Я возвратился в Ельню, к своему семейству, ни с чем. Другой
надежды на получение в Смоленской губернии места служения не было: все
отвернулись от меня за то, что я не принял выгодной должности.
Между тем умерла у меня маленькая дочь Вера, а мать была
беременной на второй уже половине. Я в жизнь мою не испытывал такой тяжелой
тоски, как в то казавшееся безотрадным время. На волю Божью мы решились ехать в
Петербург. Я надеялся, что там, в 11 лет, проведенных мной в провинции,
репутация моя еще не совсем заглохла.
Продав все, чего нельзя было поместить в возке, за бесценок,
мы пустились в дорогу, рассчитывая в день именин Варвары Евгеньевны, жены Ивана
Яковлевича П., попасть к ним на именины; но дорогой нас застала страшная вьюга,
занесшая снегом буквально все дороги. Замечательно, что время нашей езды была
сильная гроза, с молнией и громом. Лошади между тем в сугробах выбились из сил,
и нам приходилось в поле ночевать.

■ ■ ■ ■ ■ ■ ■

• Условие задачи: Измените часть отрывка о поездке семьи в Петербург от слов «Между тем умерла» до слов «в поле ночевать.» и приведите ее целиком, заменив «вьюга» на «метель».

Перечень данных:
■ ■ ■ ■ ■ ■ ■

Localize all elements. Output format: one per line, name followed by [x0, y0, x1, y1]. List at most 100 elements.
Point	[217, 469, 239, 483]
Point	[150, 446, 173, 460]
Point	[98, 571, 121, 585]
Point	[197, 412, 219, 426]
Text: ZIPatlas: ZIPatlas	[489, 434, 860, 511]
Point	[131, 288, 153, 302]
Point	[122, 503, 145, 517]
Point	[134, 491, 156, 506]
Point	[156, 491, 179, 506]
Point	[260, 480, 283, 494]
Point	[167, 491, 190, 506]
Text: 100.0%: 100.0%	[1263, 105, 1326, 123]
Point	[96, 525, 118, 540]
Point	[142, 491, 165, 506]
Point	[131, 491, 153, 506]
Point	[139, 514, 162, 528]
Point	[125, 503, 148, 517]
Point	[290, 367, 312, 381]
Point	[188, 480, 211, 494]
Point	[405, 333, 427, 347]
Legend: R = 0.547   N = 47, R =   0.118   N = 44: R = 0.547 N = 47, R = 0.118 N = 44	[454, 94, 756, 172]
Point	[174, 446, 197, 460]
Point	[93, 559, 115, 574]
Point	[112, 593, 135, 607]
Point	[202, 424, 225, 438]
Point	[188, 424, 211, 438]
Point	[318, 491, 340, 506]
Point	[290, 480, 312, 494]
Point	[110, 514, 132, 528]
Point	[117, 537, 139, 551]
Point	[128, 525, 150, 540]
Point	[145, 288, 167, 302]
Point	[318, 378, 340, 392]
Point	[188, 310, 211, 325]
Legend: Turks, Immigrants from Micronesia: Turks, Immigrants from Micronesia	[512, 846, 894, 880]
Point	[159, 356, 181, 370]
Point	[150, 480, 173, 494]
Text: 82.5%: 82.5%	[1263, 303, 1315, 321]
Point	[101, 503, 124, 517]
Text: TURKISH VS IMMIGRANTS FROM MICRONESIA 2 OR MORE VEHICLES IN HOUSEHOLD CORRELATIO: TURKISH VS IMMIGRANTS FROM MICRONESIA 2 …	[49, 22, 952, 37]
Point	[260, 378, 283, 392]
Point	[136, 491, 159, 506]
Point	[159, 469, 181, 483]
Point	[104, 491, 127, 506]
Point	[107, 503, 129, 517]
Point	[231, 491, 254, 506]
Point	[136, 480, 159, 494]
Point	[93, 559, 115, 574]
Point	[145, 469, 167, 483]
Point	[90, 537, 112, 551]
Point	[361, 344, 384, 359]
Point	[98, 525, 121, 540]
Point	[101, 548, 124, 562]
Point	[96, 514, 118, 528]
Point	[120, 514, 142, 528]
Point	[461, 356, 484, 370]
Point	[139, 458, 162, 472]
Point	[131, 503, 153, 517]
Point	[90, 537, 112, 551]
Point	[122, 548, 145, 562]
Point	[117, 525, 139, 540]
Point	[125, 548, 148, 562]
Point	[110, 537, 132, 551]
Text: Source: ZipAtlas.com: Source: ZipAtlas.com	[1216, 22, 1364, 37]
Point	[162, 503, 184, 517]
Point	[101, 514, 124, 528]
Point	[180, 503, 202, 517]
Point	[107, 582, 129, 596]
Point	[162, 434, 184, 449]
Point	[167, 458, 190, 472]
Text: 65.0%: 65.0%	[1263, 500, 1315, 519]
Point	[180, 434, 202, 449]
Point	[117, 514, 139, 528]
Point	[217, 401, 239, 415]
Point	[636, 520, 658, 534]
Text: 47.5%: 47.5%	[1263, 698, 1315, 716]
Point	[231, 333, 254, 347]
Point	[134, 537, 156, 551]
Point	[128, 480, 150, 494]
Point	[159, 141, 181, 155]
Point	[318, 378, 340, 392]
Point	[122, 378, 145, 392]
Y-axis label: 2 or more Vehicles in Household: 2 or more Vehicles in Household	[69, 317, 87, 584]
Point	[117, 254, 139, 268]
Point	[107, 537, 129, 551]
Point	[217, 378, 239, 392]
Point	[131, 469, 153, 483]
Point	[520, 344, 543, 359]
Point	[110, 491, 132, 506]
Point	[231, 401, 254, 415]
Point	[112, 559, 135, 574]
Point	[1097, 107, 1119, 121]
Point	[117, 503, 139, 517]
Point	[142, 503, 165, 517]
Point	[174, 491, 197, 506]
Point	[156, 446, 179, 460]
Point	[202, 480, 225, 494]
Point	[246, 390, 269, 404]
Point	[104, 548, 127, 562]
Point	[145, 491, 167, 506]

■ ■ ■ ■ ■ ■ ■

• Результат выполнения:
Между тем умерла у меня маленькая дочь Вера, а мать была
беременной на второй уже половине. Я в жизнь мою не испытывал такой тяжелой
тоски, как в то казавшееся безотрадным время. На волю Божью мы решились ехать в
Петербург. Я надеялся, что там, в 11 лет, проведенных мной в провинции,
репутация моя еще не совсем заглохла.
Продав все, чего нельзя было поместить в возке, за бесценок,
мы пустились в дорогу, рассчитывая в день именин Варвары Евгеньевны, жены Ивана
Яковлевича П., попасть к ним на именины; но дорогой нас застала страшная метель,
занесшая снегом буквально все дороги. Замечательно, что время нашей езды была
сильная гроза, с молнией и громом. Лошади между тем в сугробах выбились из сил,
и нам приходилось в поле ночевать.